===== DATASET ROWS
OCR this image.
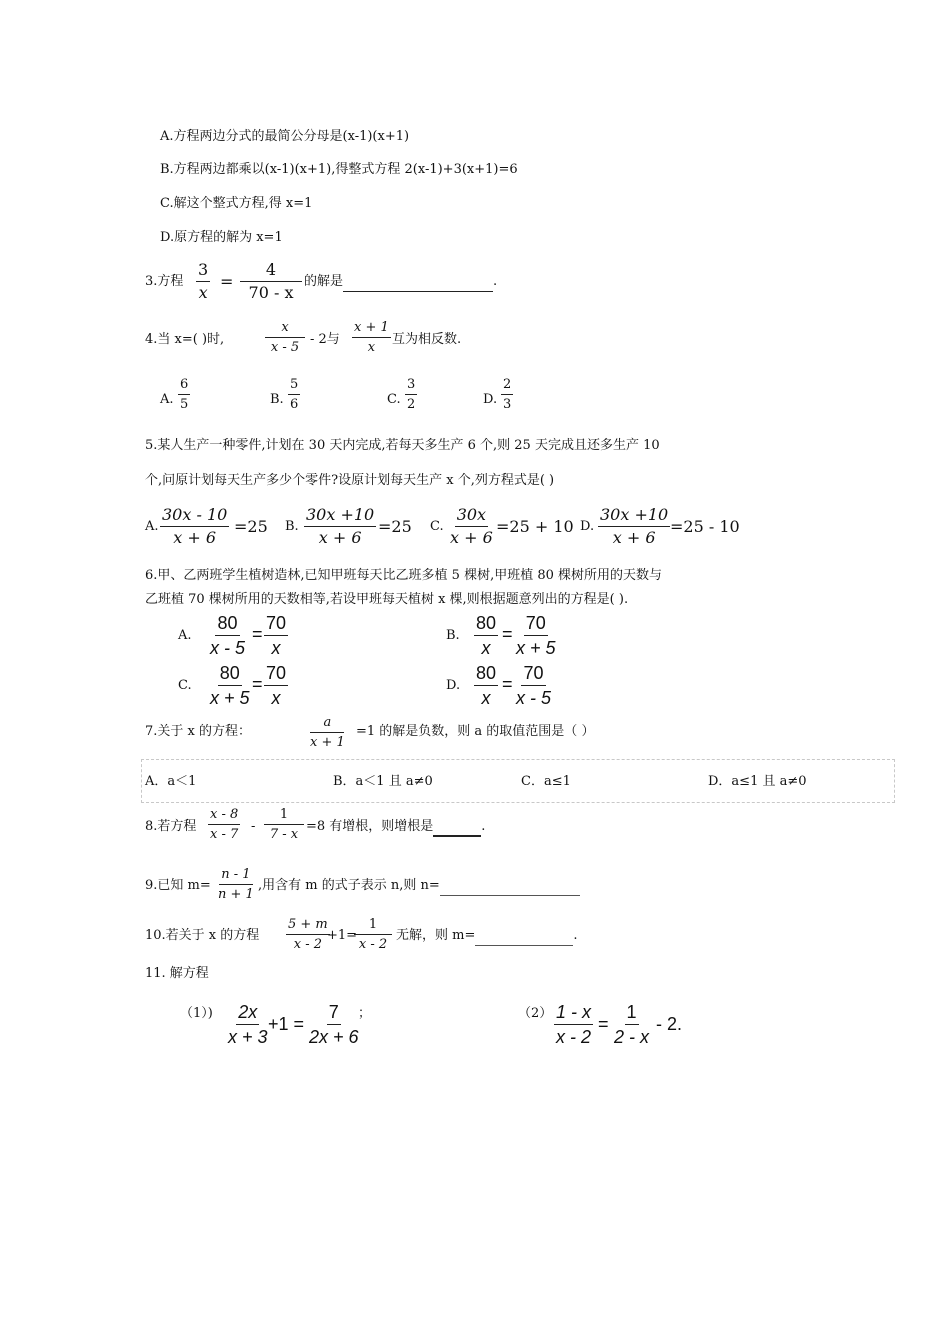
A.方程两边分式的最简公分母是(x-1)(x+1)
B.方程两边都乘以(x-1)(x+1),得整式方程 2(x-1)+3(x+1)=6
C.解这个整式方程,得 x=1
D.原方程的解为 x=1
3.方程 $\frac{3}{x} = \frac{4}{70 - x}$ 的解是	.
4.当 x=( )时,	$\frac{x}{x - 5} - 2$与 $\frac{x + 1}{x}$ 互为相反数.
A. $\frac{6}{5}$	B. $\frac{5}{6}$	C. $\frac{3}{2}$	D. $\frac{2}{3}$
5.某人生产一种零件,计划在 30 天内完成,若每天多生产 6 个,则 25 天完成且还多生产 10
个,问原计划每天生产多少个零件?设原计划每天生产 x 个,列方程式是( )
A. $\frac{30x - 10}{x + 6} =25$ B. $\frac{30x +10}{x + 6} =25$ C. $\frac{30x}{x + 6} =25 + 10$ D. $\frac{30x +10}{x + 6} =25 - 10$
6.甲、乙两班学生植树造林,已知甲班每天比乙班多植 5 棵树,甲班植 80 棵树所用的天数与
乙班植 70 棵树所用的天数相等,若设甲班每天植树 x 棵,则根据题意列出的方程是( ).
A. $\frac{80}{x - 5} = \frac{70}{x}$	B. $\frac{80}{x} = \frac{70}{x + 5}$
C. $\frac{80}{x + 5} = \frac{70}{x}$	D. $\frac{80}{x} = \frac{70}{x - 5}$
7.关于 x 的方程：	$\frac{a}{x + 1} =1$ 的解是负数，则 a 的取值范围是（ ）
A．a＜1	B．a＜1 且 a≠0	C．a≤1	D．a≤1 且 a≠0
8.若方程 $\frac{x - 8}{x - 7} - \frac{1}{7 - x} =8$ 有增根，则增根是	.
9.已知 $m= \frac{n - 1}{n + 1}$ ,用含有 m 的式子表示 n,则 n=
10.若关于 x 的方程 $\frac{5 + m}{x - 2}$
+1=
$\frac{1}{x - 2}$ 无解，则 m=	.
11. 解方程
$(1)) \frac{2x}{x + 3}$
$+1 = \frac{7}{2x + 6}$
；	$(2) \frac{1 - x}{x - 2} = \frac{1}{2 - x} - 2$.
==========
WHAT YOU ARE ASKED TO DO — Reproduce all the entries that precede this task, word for word, minus any pictures.

EXERCISE ANSWER —
OCR this image.
A.方程两边分式的最简公分母是(x-1)(x+1)
B.方程两边都乘以(x-1)(x+1),得整式方程 2(x-1)+3(x+1)=6
C.解这个整式方程,得 x=1
D.原方程的解为 x=1
3.方程 $\frac{3}{x} = \frac{4}{70 - x}$ 的解是	.
4.当 x=( )时,	$\frac{x}{x - 5} - 2$与 $\frac{x + 1}{x}$ 互为相反数.
A. $\frac{6}{5}$	B. $\frac{5}{6}$	C. $\frac{3}{2}$	D. $\frac{2}{3}$
5.某人生产一种零件,计划在 30 天内完成,若每天多生产 6 个,则 25 天完成且还多生产 10
个,问原计划每天生产多少个零件?设原计划每天生产 x 个,列方程式是( )
A. $\frac{30x - 10}{x + 6} =25$ B. $\frac{30x +10}{x + 6} =25$ C. $\frac{30x}{x + 6} =25 + 10$ D. $\frac{30x +10}{x + 6} =25 - 10$
6.甲、乙两班学生植树造林,已知甲班每天比乙班多植 5 棵树,甲班植 80 棵树所用的天数与
乙班植 70 棵树所用的天数相等,若设甲班每天植树 x 棵,则根据题意列出的方程是( ).
A. $\frac{80}{x - 5} = \frac{70}{x}$	B. $\frac{80}{x} = \frac{70}{x + 5}$
C. $\frac{80}{x + 5} = \frac{70}{x}$	D. $\frac{80}{x} = \frac{70}{x - 5}$
7.关于 x 的方程：	$\frac{a}{x + 1} =1$ 的解是负数，则 a 的取值范围是（ ）
A．a＜1	B．a＜1 且 a≠0	C．a≤1	D．a≤1 且 a≠0
8.若方程 $\frac{x - 8}{x - 7} - \frac{1}{7 - x} =8$ 有增根，则增根是	.
9.已知 $m= \frac{n - 1}{n + 1}$ ,用含有 m 的式子表示 n,则 n=
10.若关于 x 的方程 $\frac{5 + m}{x - 2}$
+1=
$\frac{1}{x - 2}$ 无解，则 m=	.
11. 解方程
$(1)) \frac{2x}{x + 3}$
$+1 = \frac{7}{2x + 6}$
；	$(2) \frac{1 - x}{x - 2} = \frac{1}{2 - x} - 2$.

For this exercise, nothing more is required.